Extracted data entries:
▬▬▬

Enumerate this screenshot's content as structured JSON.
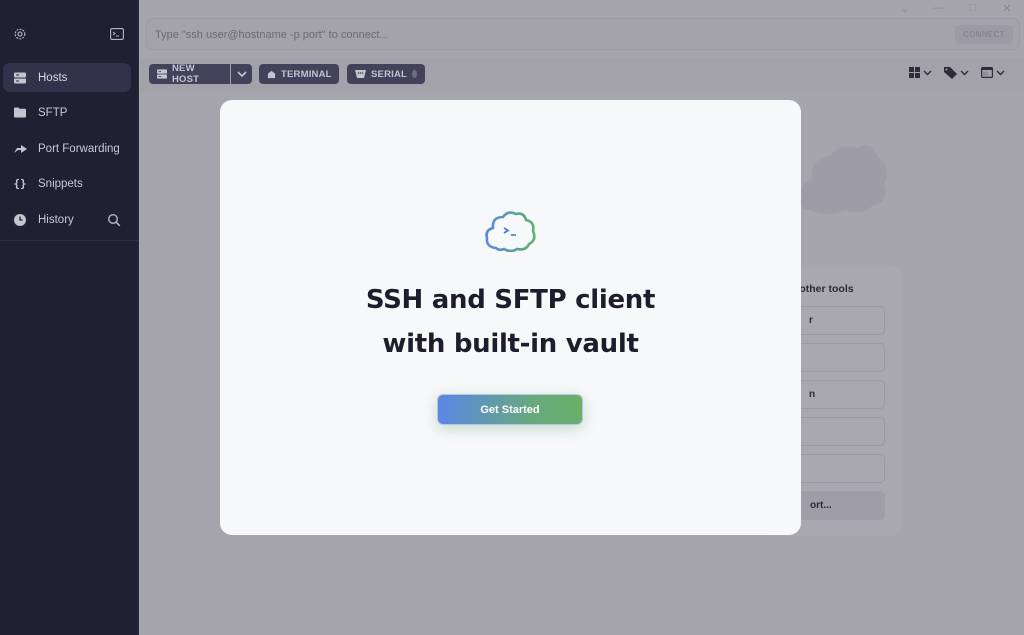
{
  "window_controls": [
    "chevron-down",
    "minimize",
    "maximize",
    "close"
  ],
  "sidebar": {
    "top_icons": [
      "gear-icon",
      "terminal-icon"
    ],
    "items": [
      {
        "label": "Hosts",
        "icon": "server-icon",
        "active": true
      },
      {
        "label": "SFTP",
        "icon": "folder-icon",
        "active": false
      },
      {
        "label": "Port Forwarding",
        "icon": "forward-arrow-icon",
        "active": false
      },
      {
        "label": "Snippets",
        "icon": "braces-icon",
        "active": false
      },
      {
        "label": "History",
        "icon": "clock-icon",
        "active": false
      }
    ]
  },
  "address_bar": {
    "placeholder": "Type \"ssh user@hostname -p port\" to connect...",
    "value": "",
    "connect_label": "CONNECT"
  },
  "toolbar": {
    "new_host_label": "NEW HOST",
    "terminal_label": "TERMINAL",
    "serial_label": "SERIAL",
    "right_tools": [
      "grid-view-icon",
      "tag-icon",
      "window-icon"
    ]
  },
  "background_panel": {
    "title_fragment": "n other tools",
    "options": [
      "r",
      "",
      "n",
      "",
      ""
    ],
    "import_fragment": "ort..."
  },
  "modal": {
    "headline_line1": "SSH and SFTP client",
    "headline_line2": "with built-in vault",
    "cta_label": "Get Started"
  },
  "colors": {
    "sidebar_bg": "#212032",
    "overlay_bg": "#a6a5ae",
    "modal_bg": "#f7f8fa",
    "cta_start": "#5b86e5",
    "cta_end": "#6aaf6a",
    "headline": "#1e1d2b"
  }
}
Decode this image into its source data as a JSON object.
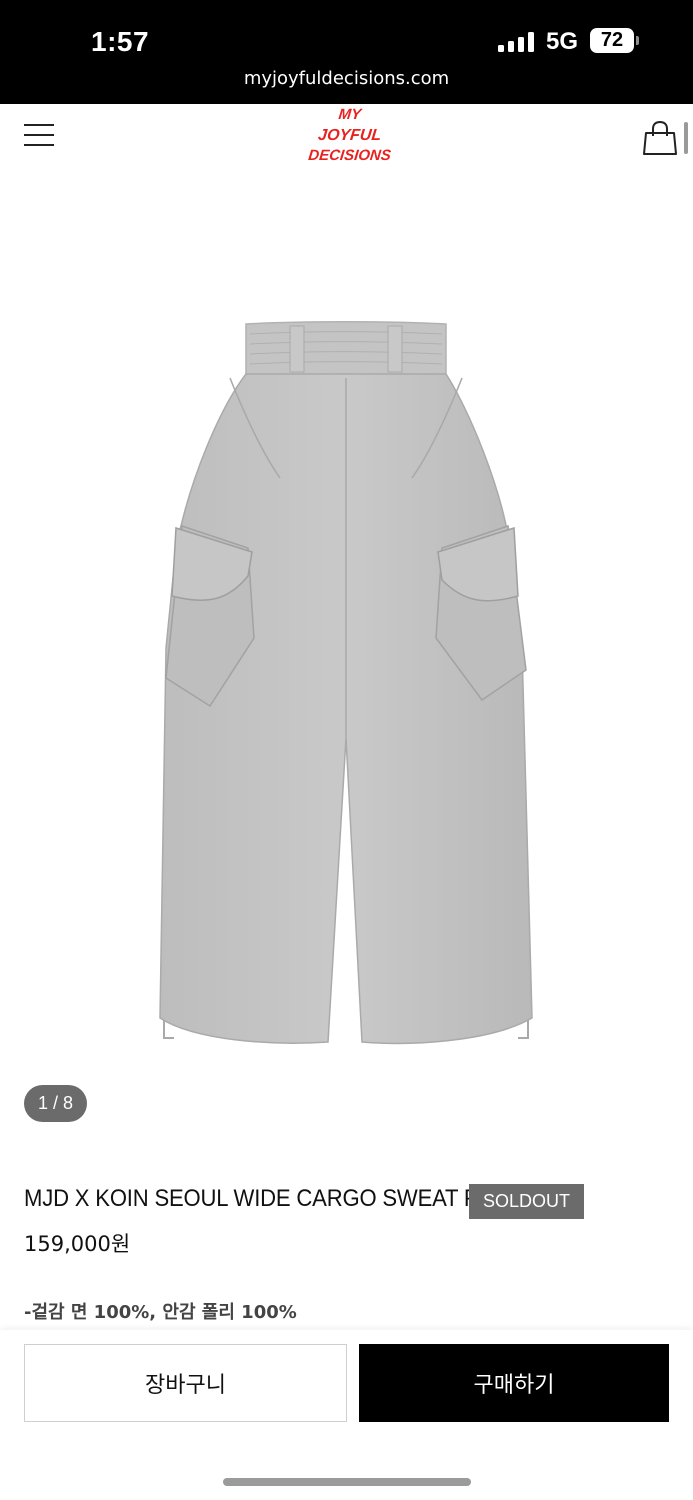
{
  "status_bar": {
    "time": "1:57",
    "network": "5G",
    "battery": "72",
    "url": "myjoyfuldecisions.com"
  },
  "header": {
    "logo_lines": [
      "MY",
      "JOYFUL",
      "DECISIONS"
    ],
    "logo_color": "#e8231f",
    "menu_icon": "hamburger-menu-icon",
    "cart_icon": "shopping-bag-icon"
  },
  "gallery": {
    "counter": "1 / 8",
    "image_subject": "grey wide cargo sweat pants"
  },
  "product": {
    "title": "MJD X KOIN SEOUL WIDE CARGO SWEAT PANTS",
    "badge": "SOLDOUT",
    "price": "159,000원",
    "material": "-겉감 면 100%, 안감 폴리 100%"
  },
  "actions": {
    "cart_label": "장바구니",
    "buy_label": "구매하기"
  }
}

▬▬▬

Problem details =>
Return all the entries word for word, but omit any pictures they contain.

Problem solution =>
Enumerate this screenshot's content as structured JSON.
{
  "window_controls": [
    "chevron-down",
    "minimize",
    "maximize",
    "close"
  ],
  "sidebar": {
    "top_icons": [
      "gear-icon",
      "terminal-icon"
    ],
    "items": [
      {
        "label": "Hosts",
        "icon": "server-icon",
        "active": true
      },
      {
        "label": "SFTP",
        "icon": "folder-icon",
        "active": false
      },
      {
        "label": "Port Forwarding",
        "icon": "forward-arrow-icon",
        "active": false
      },
      {
        "label": "Snippets",
        "icon": "braces-icon",
        "active": false
      },
      {
        "label": "History",
        "icon": "clock-icon",
        "active": false
      }
    ]
  },
  "address_bar": {
    "placeholder": "Type \"ssh user@hostname -p port\" to connect...",
    "value": "",
    "connect_label": "CONNECT"
  },
  "toolbar": {
    "new_host_label": "NEW HOST",
    "terminal_label": "TERMINAL",
    "serial_label": "SERIAL",
    "right_tools": [
      "grid-view-icon",
      "tag-icon",
      "window-icon"
    ]
  },
  "background_panel": {
    "title_fragment": "n other tools",
    "options": [
      "r",
      "",
      "n",
      "",
      ""
    ],
    "import_fragment": "ort..."
  },
  "modal": {
    "headline_line1": "SSH and SFTP client",
    "headline_line2": "with built-in vault",
    "cta_label": "Get Started"
  },
  "colors": {
    "sidebar_bg": "#212032",
    "overlay_bg": "#a6a5ae",
    "modal_bg": "#f7f8fa",
    "cta_start": "#5b86e5",
    "cta_end": "#6aaf6a",
    "headline": "#1e1d2b"
  }
}
Decode this image into its source data as a JSON object.
{
  "status_bar": {
    "time": "1:57",
    "network": "5G",
    "battery": "72",
    "url": "myjoyfuldecisions.com"
  },
  "header": {
    "logo_lines": [
      "MY",
      "JOYFUL",
      "DECISIONS"
    ],
    "logo_color": "#e8231f",
    "menu_icon": "hamburger-menu-icon",
    "cart_icon": "shopping-bag-icon"
  },
  "gallery": {
    "counter": "1 / 8",
    "image_subject": "grey wide cargo sweat pants"
  },
  "product": {
    "title": "MJD X KOIN SEOUL WIDE CARGO SWEAT PANTS",
    "badge": "SOLDOUT",
    "price": "159,000원",
    "material": "-겉감 면 100%, 안감 폴리 100%"
  },
  "actions": {
    "cart_label": "장바구니",
    "buy_label": "구매하기"
  }
}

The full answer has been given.